**EXERCISE INSTRUCTIONS:** Pictures stay out of your copy, but everything else in the records below must be repeated exactly.

**GIVEN ENTRIES:**
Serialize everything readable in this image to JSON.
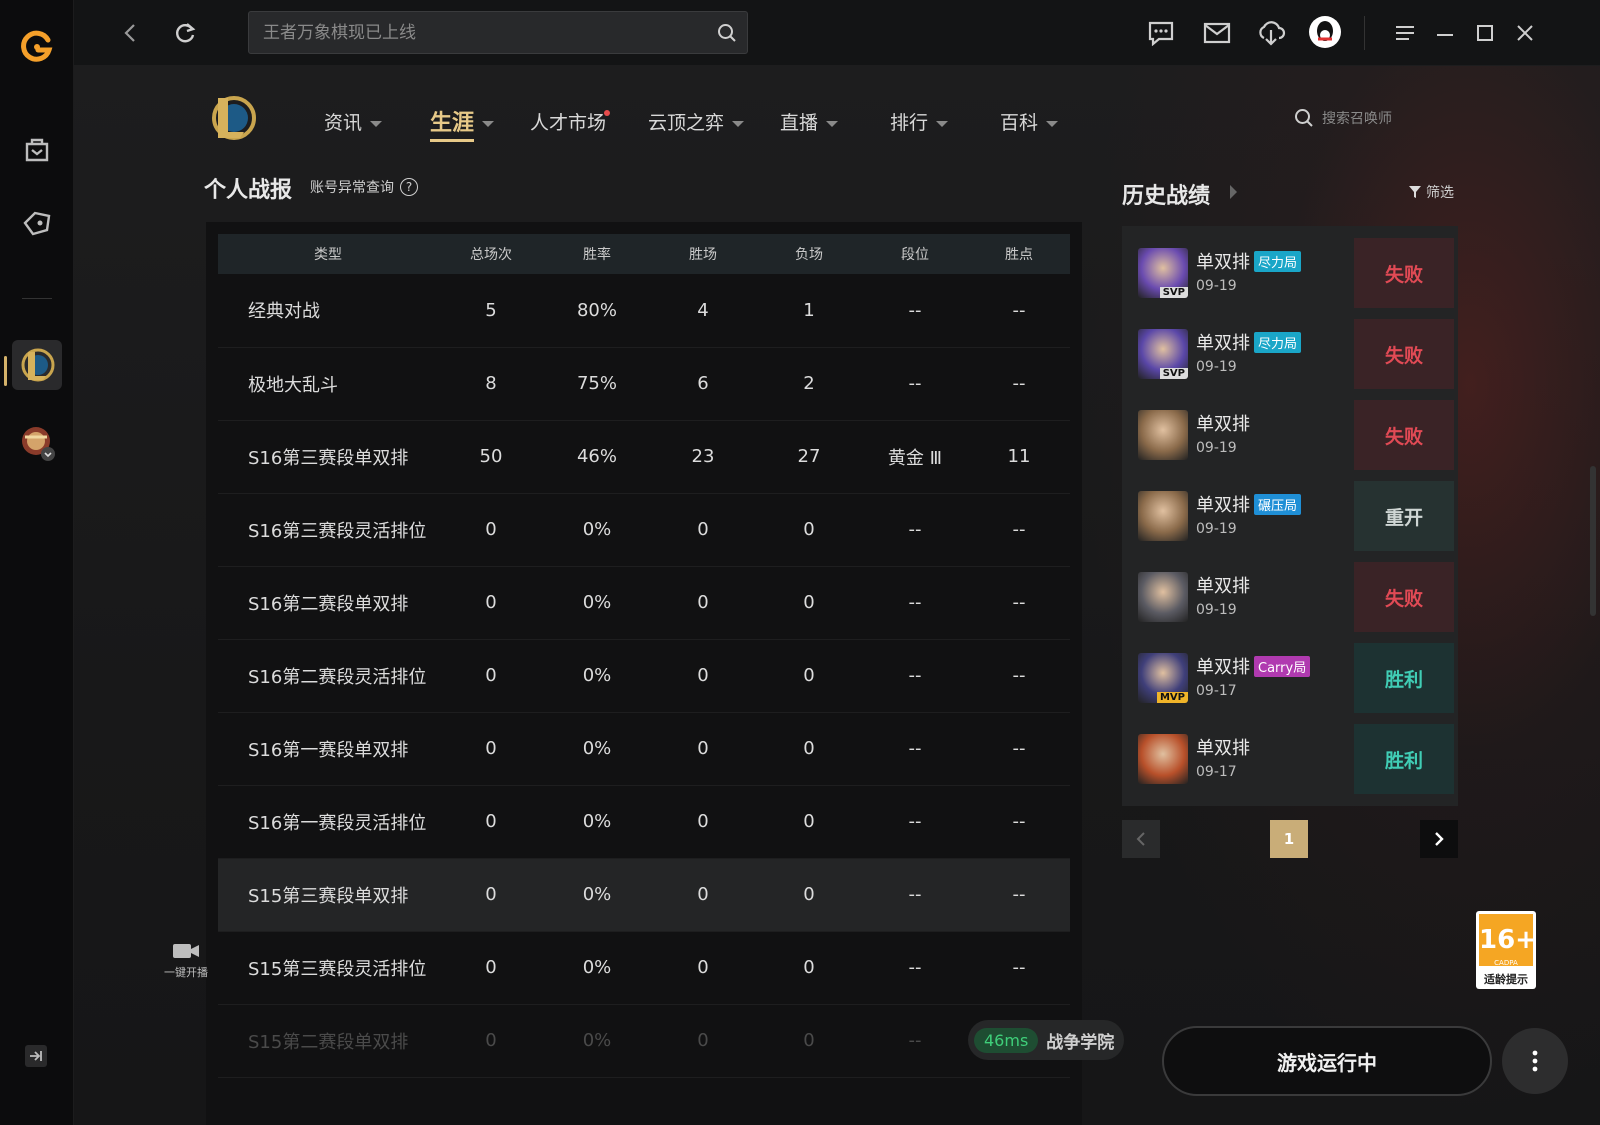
{
  "topbar": {
    "search_placeholder": "王者万象棋现已上线"
  },
  "nav": {
    "tabs": [
      {
        "label": "资讯"
      },
      {
        "label": "生涯"
      },
      {
        "label": "人才市场"
      },
      {
        "label": "云顶之弈"
      },
      {
        "label": "直播"
      },
      {
        "label": "排行"
      },
      {
        "label": "百科"
      }
    ],
    "search_summoner": "搜索召唤师"
  },
  "stats": {
    "title": "个人战报",
    "account_check": "账号异常查询",
    "help": "?",
    "columns": [
      "类型",
      "总场次",
      "胜率",
      "胜场",
      "负场",
      "段位",
      "胜点"
    ],
    "rows": [
      [
        "经典对战",
        "5",
        "80%",
        "4",
        "1",
        "--",
        "--"
      ],
      [
        "极地大乱斗",
        "8",
        "75%",
        "6",
        "2",
        "--",
        "--"
      ],
      [
        "S16第三赛段单双排",
        "50",
        "46%",
        "23",
        "27",
        "黄金 Ⅲ",
        "11"
      ],
      [
        "S16第三赛段灵活排位",
        "0",
        "0%",
        "0",
        "0",
        "--",
        "--"
      ],
      [
        "S16第二赛段单双排",
        "0",
        "0%",
        "0",
        "0",
        "--",
        "--"
      ],
      [
        "S16第二赛段灵活排位",
        "0",
        "0%",
        "0",
        "0",
        "--",
        "--"
      ],
      [
        "S16第一赛段单双排",
        "0",
        "0%",
        "0",
        "0",
        "--",
        "--"
      ],
      [
        "S16第一赛段灵活排位",
        "0",
        "0%",
        "0",
        "0",
        "--",
        "--"
      ],
      [
        "S15第三赛段单双排",
        "0",
        "0%",
        "0",
        "0",
        "--",
        "--"
      ],
      [
        "S15第三赛段灵活排位",
        "0",
        "0%",
        "0",
        "0",
        "--",
        "--"
      ],
      [
        "S15第二赛段单双排",
        "0",
        "0%",
        "0",
        "0",
        "--",
        "--"
      ]
    ]
  },
  "history": {
    "title": "历史战绩",
    "filter": "筛选",
    "matches": [
      {
        "mode": "单双排",
        "tag": "尽力局",
        "tag_color": "#1aa6c8",
        "date": "09-19",
        "result": "失败",
        "badge": "SVP",
        "avatar_color": "#6a4bb0"
      },
      {
        "mode": "单双排",
        "tag": "尽力局",
        "tag_color": "#1aa6c8",
        "date": "09-19",
        "result": "失败",
        "badge": "SVP",
        "avatar_color": "#5a47a8"
      },
      {
        "mode": "单双排",
        "tag": "",
        "tag_color": "",
        "date": "09-19",
        "result": "失败",
        "badge": "",
        "avatar_color": "#8a6a4a"
      },
      {
        "mode": "单双排",
        "tag": "碾压局",
        "tag_color": "#1f8fd6",
        "date": "09-19",
        "result": "重开",
        "badge": "",
        "avatar_color": "#8a6a4a"
      },
      {
        "mode": "单双排",
        "tag": "",
        "tag_color": "",
        "date": "09-19",
        "result": "失败",
        "badge": "",
        "avatar_color": "#5b5b63"
      },
      {
        "mode": "单双排",
        "tag": "Carry局",
        "tag_color": "#b03ab0",
        "date": "09-17",
        "result": "胜利",
        "badge": "MVP",
        "avatar_color": "#3f3f7a"
      },
      {
        "mode": "单双排",
        "tag": "",
        "tag_color": "",
        "date": "09-17",
        "result": "胜利",
        "badge": "",
        "avatar_color": "#b8502a"
      }
    ],
    "page": "1"
  },
  "sidebar": {
    "live_label": "一键开播"
  },
  "age_rating": {
    "value": "16+",
    "org": "CADPA",
    "hint": "适龄提示"
  },
  "footer": {
    "ping": "46ms",
    "academy": "战争学院",
    "run_status": "游戏运行中"
  },
  "colors": {
    "accent_gold": "#e7c988",
    "lose": "#e14a55",
    "win": "#40cdb5"
  }
}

**EXERCISE OUTPUT:**
Serialize everything readable in this image to JSON.
{
  "topbar": {
    "search_placeholder": "王者万象棋现已上线"
  },
  "nav": {
    "tabs": [
      {
        "label": "资讯"
      },
      {
        "label": "生涯"
      },
      {
        "label": "人才市场"
      },
      {
        "label": "云顶之弈"
      },
      {
        "label": "直播"
      },
      {
        "label": "排行"
      },
      {
        "label": "百科"
      }
    ],
    "search_summoner": "搜索召唤师"
  },
  "stats": {
    "title": "个人战报",
    "account_check": "账号异常查询",
    "help": "?",
    "columns": [
      "类型",
      "总场次",
      "胜率",
      "胜场",
      "负场",
      "段位",
      "胜点"
    ],
    "rows": [
      [
        "经典对战",
        "5",
        "80%",
        "4",
        "1",
        "--",
        "--"
      ],
      [
        "极地大乱斗",
        "8",
        "75%",
        "6",
        "2",
        "--",
        "--"
      ],
      [
        "S16第三赛段单双排",
        "50",
        "46%",
        "23",
        "27",
        "黄金 Ⅲ",
        "11"
      ],
      [
        "S16第三赛段灵活排位",
        "0",
        "0%",
        "0",
        "0",
        "--",
        "--"
      ],
      [
        "S16第二赛段单双排",
        "0",
        "0%",
        "0",
        "0",
        "--",
        "--"
      ],
      [
        "S16第二赛段灵活排位",
        "0",
        "0%",
        "0",
        "0",
        "--",
        "--"
      ],
      [
        "S16第一赛段单双排",
        "0",
        "0%",
        "0",
        "0",
        "--",
        "--"
      ],
      [
        "S16第一赛段灵活排位",
        "0",
        "0%",
        "0",
        "0",
        "--",
        "--"
      ],
      [
        "S15第三赛段单双排",
        "0",
        "0%",
        "0",
        "0",
        "--",
        "--"
      ],
      [
        "S15第三赛段灵活排位",
        "0",
        "0%",
        "0",
        "0",
        "--",
        "--"
      ],
      [
        "S15第二赛段单双排",
        "0",
        "0%",
        "0",
        "0",
        "--",
        "--"
      ]
    ]
  },
  "history": {
    "title": "历史战绩",
    "filter": "筛选",
    "matches": [
      {
        "mode": "单双排",
        "tag": "尽力局",
        "tag_color": "#1aa6c8",
        "date": "09-19",
        "result": "失败",
        "badge": "SVP",
        "avatar_color": "#6a4bb0"
      },
      {
        "mode": "单双排",
        "tag": "尽力局",
        "tag_color": "#1aa6c8",
        "date": "09-19",
        "result": "失败",
        "badge": "SVP",
        "avatar_color": "#5a47a8"
      },
      {
        "mode": "单双排",
        "tag": "",
        "tag_color": "",
        "date": "09-19",
        "result": "失败",
        "badge": "",
        "avatar_color": "#8a6a4a"
      },
      {
        "mode": "单双排",
        "tag": "碾压局",
        "tag_color": "#1f8fd6",
        "date": "09-19",
        "result": "重开",
        "badge": "",
        "avatar_color": "#8a6a4a"
      },
      {
        "mode": "单双排",
        "tag": "",
        "tag_color": "",
        "date": "09-19",
        "result": "失败",
        "badge": "",
        "avatar_color": "#5b5b63"
      },
      {
        "mode": "单双排",
        "tag": "Carry局",
        "tag_color": "#b03ab0",
        "date": "09-17",
        "result": "胜利",
        "badge": "MVP",
        "avatar_color": "#3f3f7a"
      },
      {
        "mode": "单双排",
        "tag": "",
        "tag_color": "",
        "date": "09-17",
        "result": "胜利",
        "badge": "",
        "avatar_color": "#b8502a"
      }
    ],
    "page": "1"
  },
  "sidebar": {
    "live_label": "一键开播"
  },
  "age_rating": {
    "value": "16+",
    "org": "CADPA",
    "hint": "适龄提示"
  },
  "footer": {
    "ping": "46ms",
    "academy": "战争学院",
    "run_status": "游戏运行中"
  },
  "colors": {
    "accent_gold": "#e7c988",
    "lose": "#e14a55",
    "win": "#40cdb5"
  }
}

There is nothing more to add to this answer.